__AIM OF THE EXERCISE__.
Reproduce each line exactly. Skip none.

__DATASET EXTRACT__.
—————
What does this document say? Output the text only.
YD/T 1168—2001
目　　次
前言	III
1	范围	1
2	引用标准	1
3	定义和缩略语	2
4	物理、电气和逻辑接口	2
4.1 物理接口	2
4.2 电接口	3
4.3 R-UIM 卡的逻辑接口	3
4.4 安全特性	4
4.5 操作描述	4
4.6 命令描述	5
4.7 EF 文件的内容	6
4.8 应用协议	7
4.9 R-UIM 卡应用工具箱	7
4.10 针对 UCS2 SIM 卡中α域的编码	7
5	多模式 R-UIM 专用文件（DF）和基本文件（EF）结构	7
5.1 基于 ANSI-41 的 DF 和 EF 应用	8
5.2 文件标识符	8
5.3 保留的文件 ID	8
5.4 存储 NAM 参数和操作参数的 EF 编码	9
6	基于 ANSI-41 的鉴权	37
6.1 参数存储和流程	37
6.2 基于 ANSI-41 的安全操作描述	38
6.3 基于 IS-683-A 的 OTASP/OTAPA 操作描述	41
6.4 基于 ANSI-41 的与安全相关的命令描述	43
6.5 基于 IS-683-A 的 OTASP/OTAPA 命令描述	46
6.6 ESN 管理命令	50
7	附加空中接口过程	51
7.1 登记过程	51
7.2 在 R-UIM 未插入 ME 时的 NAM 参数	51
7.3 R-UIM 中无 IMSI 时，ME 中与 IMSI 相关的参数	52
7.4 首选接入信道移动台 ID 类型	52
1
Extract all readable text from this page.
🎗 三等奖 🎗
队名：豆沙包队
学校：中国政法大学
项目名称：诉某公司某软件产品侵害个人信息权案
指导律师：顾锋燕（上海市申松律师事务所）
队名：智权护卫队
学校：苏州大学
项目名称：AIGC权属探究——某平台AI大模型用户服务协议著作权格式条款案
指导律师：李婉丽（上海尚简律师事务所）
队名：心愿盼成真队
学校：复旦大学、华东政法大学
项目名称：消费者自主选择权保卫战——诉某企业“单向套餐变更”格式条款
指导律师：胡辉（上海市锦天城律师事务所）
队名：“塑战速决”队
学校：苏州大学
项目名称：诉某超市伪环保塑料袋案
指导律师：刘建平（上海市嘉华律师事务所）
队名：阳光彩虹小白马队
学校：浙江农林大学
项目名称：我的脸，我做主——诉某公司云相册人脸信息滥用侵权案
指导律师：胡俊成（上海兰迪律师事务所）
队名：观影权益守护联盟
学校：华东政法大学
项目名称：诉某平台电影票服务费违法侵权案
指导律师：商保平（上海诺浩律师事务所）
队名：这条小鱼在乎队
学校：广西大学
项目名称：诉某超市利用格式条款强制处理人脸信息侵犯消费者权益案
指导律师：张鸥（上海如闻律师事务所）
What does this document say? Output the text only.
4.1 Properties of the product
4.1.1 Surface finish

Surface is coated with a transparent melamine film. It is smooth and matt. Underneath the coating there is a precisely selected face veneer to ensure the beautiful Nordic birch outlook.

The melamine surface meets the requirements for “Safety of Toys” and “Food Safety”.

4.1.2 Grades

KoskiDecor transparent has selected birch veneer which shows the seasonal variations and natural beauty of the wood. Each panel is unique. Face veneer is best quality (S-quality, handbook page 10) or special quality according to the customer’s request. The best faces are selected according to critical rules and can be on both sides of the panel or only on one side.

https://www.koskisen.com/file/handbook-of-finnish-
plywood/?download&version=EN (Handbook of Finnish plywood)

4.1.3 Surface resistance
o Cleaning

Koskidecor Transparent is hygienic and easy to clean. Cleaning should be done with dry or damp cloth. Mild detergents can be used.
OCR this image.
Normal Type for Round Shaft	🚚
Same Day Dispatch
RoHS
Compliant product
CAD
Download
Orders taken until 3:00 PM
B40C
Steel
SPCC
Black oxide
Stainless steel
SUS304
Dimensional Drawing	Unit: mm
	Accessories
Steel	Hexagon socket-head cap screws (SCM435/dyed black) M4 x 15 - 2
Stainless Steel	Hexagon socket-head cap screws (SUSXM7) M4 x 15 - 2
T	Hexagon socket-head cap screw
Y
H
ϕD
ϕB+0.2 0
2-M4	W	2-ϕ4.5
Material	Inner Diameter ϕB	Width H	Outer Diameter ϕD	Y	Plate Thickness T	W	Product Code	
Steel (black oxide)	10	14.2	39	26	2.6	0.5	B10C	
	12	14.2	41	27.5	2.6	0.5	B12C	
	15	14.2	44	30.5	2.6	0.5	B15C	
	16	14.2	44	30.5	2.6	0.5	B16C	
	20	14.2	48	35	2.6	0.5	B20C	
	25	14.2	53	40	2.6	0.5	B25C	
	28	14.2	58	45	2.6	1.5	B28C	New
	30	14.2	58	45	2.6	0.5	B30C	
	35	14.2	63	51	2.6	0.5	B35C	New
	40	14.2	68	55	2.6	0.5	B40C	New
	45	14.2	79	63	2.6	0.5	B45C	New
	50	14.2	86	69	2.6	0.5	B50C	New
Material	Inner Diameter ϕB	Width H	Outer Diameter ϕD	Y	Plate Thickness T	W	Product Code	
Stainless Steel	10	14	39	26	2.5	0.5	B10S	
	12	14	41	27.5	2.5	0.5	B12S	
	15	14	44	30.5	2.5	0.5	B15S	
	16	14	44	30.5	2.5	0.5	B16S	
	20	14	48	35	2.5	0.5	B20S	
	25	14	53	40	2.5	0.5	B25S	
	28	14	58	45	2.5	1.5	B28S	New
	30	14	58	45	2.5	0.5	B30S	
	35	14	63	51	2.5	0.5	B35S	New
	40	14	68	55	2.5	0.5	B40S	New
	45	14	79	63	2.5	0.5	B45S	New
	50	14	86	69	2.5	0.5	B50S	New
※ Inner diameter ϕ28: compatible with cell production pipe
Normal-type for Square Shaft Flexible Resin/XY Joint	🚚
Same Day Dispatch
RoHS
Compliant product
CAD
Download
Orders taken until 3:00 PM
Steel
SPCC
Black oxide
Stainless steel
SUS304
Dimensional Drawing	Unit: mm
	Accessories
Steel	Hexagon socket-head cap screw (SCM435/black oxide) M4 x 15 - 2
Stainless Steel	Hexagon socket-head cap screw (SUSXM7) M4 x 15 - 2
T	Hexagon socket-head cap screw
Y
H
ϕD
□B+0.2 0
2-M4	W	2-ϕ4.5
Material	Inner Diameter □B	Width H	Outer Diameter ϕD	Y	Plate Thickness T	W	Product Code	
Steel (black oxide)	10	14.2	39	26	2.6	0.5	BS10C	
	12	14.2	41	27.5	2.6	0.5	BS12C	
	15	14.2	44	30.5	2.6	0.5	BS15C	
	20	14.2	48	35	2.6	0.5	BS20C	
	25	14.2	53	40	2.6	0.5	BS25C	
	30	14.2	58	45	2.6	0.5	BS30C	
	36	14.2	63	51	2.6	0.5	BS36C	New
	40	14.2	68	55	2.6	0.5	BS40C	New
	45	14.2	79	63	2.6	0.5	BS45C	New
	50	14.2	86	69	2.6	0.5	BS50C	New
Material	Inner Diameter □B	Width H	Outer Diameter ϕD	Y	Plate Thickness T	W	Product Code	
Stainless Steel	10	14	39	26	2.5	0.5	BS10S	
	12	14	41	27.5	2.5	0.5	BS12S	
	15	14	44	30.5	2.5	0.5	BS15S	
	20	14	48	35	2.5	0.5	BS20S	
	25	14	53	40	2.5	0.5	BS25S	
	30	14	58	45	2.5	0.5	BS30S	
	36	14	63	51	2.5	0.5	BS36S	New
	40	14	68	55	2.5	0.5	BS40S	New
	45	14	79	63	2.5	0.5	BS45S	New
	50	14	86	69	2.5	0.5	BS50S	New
—————
__WRITTEN ANSWER__.
What does this document say? Output the text only.
YD/T 1168—2001
目　　次
前言	III
1	范围	1
2	引用标准	1
3	定义和缩略语	2
4	物理、电气和逻辑接口	2
4.1 物理接口	2
4.2 电接口	3
4.3 R-UIM 卡的逻辑接口	3
4.4 安全特性	4
4.5 操作描述	4
4.6 命令描述	5
4.7 EF 文件的内容	6
4.8 应用协议	7
4.9 R-UIM 卡应用工具箱	7
4.10 针对 UCS2 SIM 卡中α域的编码	7
5	多模式 R-UIM 专用文件（DF）和基本文件（EF）结构	7
5.1 基于 ANSI-41 的 DF 和 EF 应用	8
5.2 文件标识符	8
5.3 保留的文件 ID	8
5.4 存储 NAM 参数和操作参数的 EF 编码	9
6	基于 ANSI-41 的鉴权	37
6.1 参数存储和流程	37
6.2 基于 ANSI-41 的安全操作描述	38
6.3 基于 IS-683-A 的 OTASP/OTAPA 操作描述	41
6.4 基于 ANSI-41 的与安全相关的命令描述	43
6.5 基于 IS-683-A 的 OTASP/OTAPA 命令描述	46
6.6 ESN 管理命令	50
7	附加空中接口过程	51
7.1 登记过程	51
7.2 在 R-UIM 未插入 ME 时的 NAM 参数	51
7.3 R-UIM 中无 IMSI 时，ME 中与 IMSI 相关的参数	52
7.4 首选接入信道移动台 ID 类型	52
1
Extract all readable text from this page.
🎗 三等奖 🎗
队名：豆沙包队
学校：中国政法大学
项目名称：诉某公司某软件产品侵害个人信息权案
指导律师：顾锋燕（上海市申松律师事务所）
队名：智权护卫队
学校：苏州大学
项目名称：AIGC权属探究——某平台AI大模型用户服务协议著作权格式条款案
指导律师：李婉丽（上海尚简律师事务所）
队名：心愿盼成真队
学校：复旦大学、华东政法大学
项目名称：消费者自主选择权保卫战——诉某企业“单向套餐变更”格式条款
指导律师：胡辉（上海市锦天城律师事务所）
队名：“塑战速决”队
学校：苏州大学
项目名称：诉某超市伪环保塑料袋案
指导律师：刘建平（上海市嘉华律师事务所）
队名：阳光彩虹小白马队
学校：浙江农林大学
项目名称：我的脸，我做主——诉某公司云相册人脸信息滥用侵权案
指导律师：胡俊成（上海兰迪律师事务所）
队名：观影权益守护联盟
学校：华东政法大学
项目名称：诉某平台电影票服务费违法侵权案
指导律师：商保平（上海诺浩律师事务所）
队名：这条小鱼在乎队
学校：广西大学
项目名称：诉某超市利用格式条款强制处理人脸信息侵犯消费者权益案
指导律师：张鸥（上海如闻律师事务所）
What does this document say? Output the text only.
4.1 Properties of the product
4.1.1 Surface finish

Surface is coated with a transparent melamine film. It is smooth and matt. Underneath the coating there is a precisely selected face veneer to ensure the beautiful Nordic birch outlook.

The melamine surface meets the requirements for “Safety of Toys” and “Food Safety”.

4.1.2 Grades

KoskiDecor transparent has selected birch veneer which shows the seasonal variations and natural beauty of the wood. Each panel is unique. Face veneer is best quality (S-quality, handbook page 10) or special quality according to the customer’s request. The best faces are selected according to critical rules and can be on both sides of the panel or only on one side.

https://www.koskisen.com/file/handbook-of-finnish-
plywood/?download&version=EN (Handbook of Finnish plywood)

4.1.3 Surface resistance
o Cleaning

Koskidecor Transparent is hygienic and easy to clean. Cleaning should be done with dry or damp cloth. Mild detergents can be used.
OCR this image.
Normal Type for Round Shaft	🚚
Same Day Dispatch
RoHS
Compliant product
CAD
Download
Orders taken until 3:00 PM
B40C
Steel
SPCC
Black oxide
Stainless steel
SUS304
Dimensional Drawing	Unit: mm
	Accessories
Steel	Hexagon socket-head cap screws (SCM435/dyed black) M4 x 15 - 2
Stainless Steel	Hexagon socket-head cap screws (SUSXM7) M4 x 15 - 2
T	Hexagon socket-head cap screw
Y
H
ϕD
ϕB+0.2 0
2-M4	W	2-ϕ4.5
Material	Inner Diameter ϕB	Width H	Outer Diameter ϕD	Y	Plate Thickness T	W	Product Code	
Steel (black oxide)	10	14.2	39	26	2.6	0.5	B10C	
	12	14.2	41	27.5	2.6	0.5	B12C	
	15	14.2	44	30.5	2.6	0.5	B15C	
	16	14.2	44	30.5	2.6	0.5	B16C	
	20	14.2	48	35	2.6	0.5	B20C	
	25	14.2	53	40	2.6	0.5	B25C	
	28	14.2	58	45	2.6	1.5	B28C	New
	30	14.2	58	45	2.6	0.5	B30C	
	35	14.2	63	51	2.6	0.5	B35C	New
	40	14.2	68	55	2.6	0.5	B40C	New
	45	14.2	79	63	2.6	0.5	B45C	New
	50	14.2	86	69	2.6	0.5	B50C	New
Material	Inner Diameter ϕB	Width H	Outer Diameter ϕD	Y	Plate Thickness T	W	Product Code	
Stainless Steel	10	14	39	26	2.5	0.5	B10S	
	12	14	41	27.5	2.5	0.5	B12S	
	15	14	44	30.5	2.5	0.5	B15S	
	16	14	44	30.5	2.5	0.5	B16S	
	20	14	48	35	2.5	0.5	B20S	
	25	14	53	40	2.5	0.5	B25S	
	28	14	58	45	2.5	1.5	B28S	New
	30	14	58	45	2.5	0.5	B30S	
	35	14	63	51	2.5	0.5	B35S	New
	40	14	68	55	2.5	0.5	B40S	New
	45	14	79	63	2.5	0.5	B45S	New
	50	14	86	69	2.5	0.5	B50S	New
※ Inner diameter ϕ28: compatible with cell production pipe
Normal-type for Square Shaft Flexible Resin/XY Joint	🚚
Same Day Dispatch
RoHS
Compliant product
CAD
Download
Orders taken until 3:00 PM
Steel
SPCC
Black oxide
Stainless steel
SUS304
Dimensional Drawing	Unit: mm
	Accessories
Steel	Hexagon socket-head cap screw (SCM435/black oxide) M4 x 15 - 2
Stainless Steel	Hexagon socket-head cap screw (SUSXM7) M4 x 15 - 2
T	Hexagon socket-head cap screw
Y
H
ϕD
□B+0.2 0
2-M4	W	2-ϕ4.5
Material	Inner Diameter □B	Width H	Outer Diameter ϕD	Y	Plate Thickness T	W	Product Code	
Steel (black oxide)	10	14.2	39	26	2.6	0.5	BS10C	
	12	14.2	41	27.5	2.6	0.5	BS12C	
	15	14.2	44	30.5	2.6	0.5	BS15C	
	20	14.2	48	35	2.6	0.5	BS20C	
	25	14.2	53	40	2.6	0.5	BS25C	
	30	14.2	58	45	2.6	0.5	BS30C	
	36	14.2	63	51	2.6	0.5	BS36C	New
	40	14.2	68	55	2.6	0.5	BS40C	New
	45	14.2	79	63	2.6	0.5	BS45C	New
	50	14.2	86	69	2.6	0.5	BS50C	New
Material	Inner Diameter □B	Width H	Outer Diameter ϕD	Y	Plate Thickness T	W	Product Code	
Stainless Steel	10	14	39	26	2.5	0.5	BS10S	
	12	14	41	27.5	2.5	0.5	BS12S	
	15	14	44	30.5	2.5	0.5	BS15S	
	20	14	48	35	2.5	0.5	BS20S	
	25	14	53	40	2.5	0.5	BS25S	
	30	14	58	45	2.5	0.5	BS30S	
	36	14	63	51	2.5	0.5	BS36S	New
	40	14	68	55	2.5	0.5	BS40S	New
	45	14	79	63	2.5	0.5	BS45S	New
	50	14	86	69	2.5	0.5	BS50S	New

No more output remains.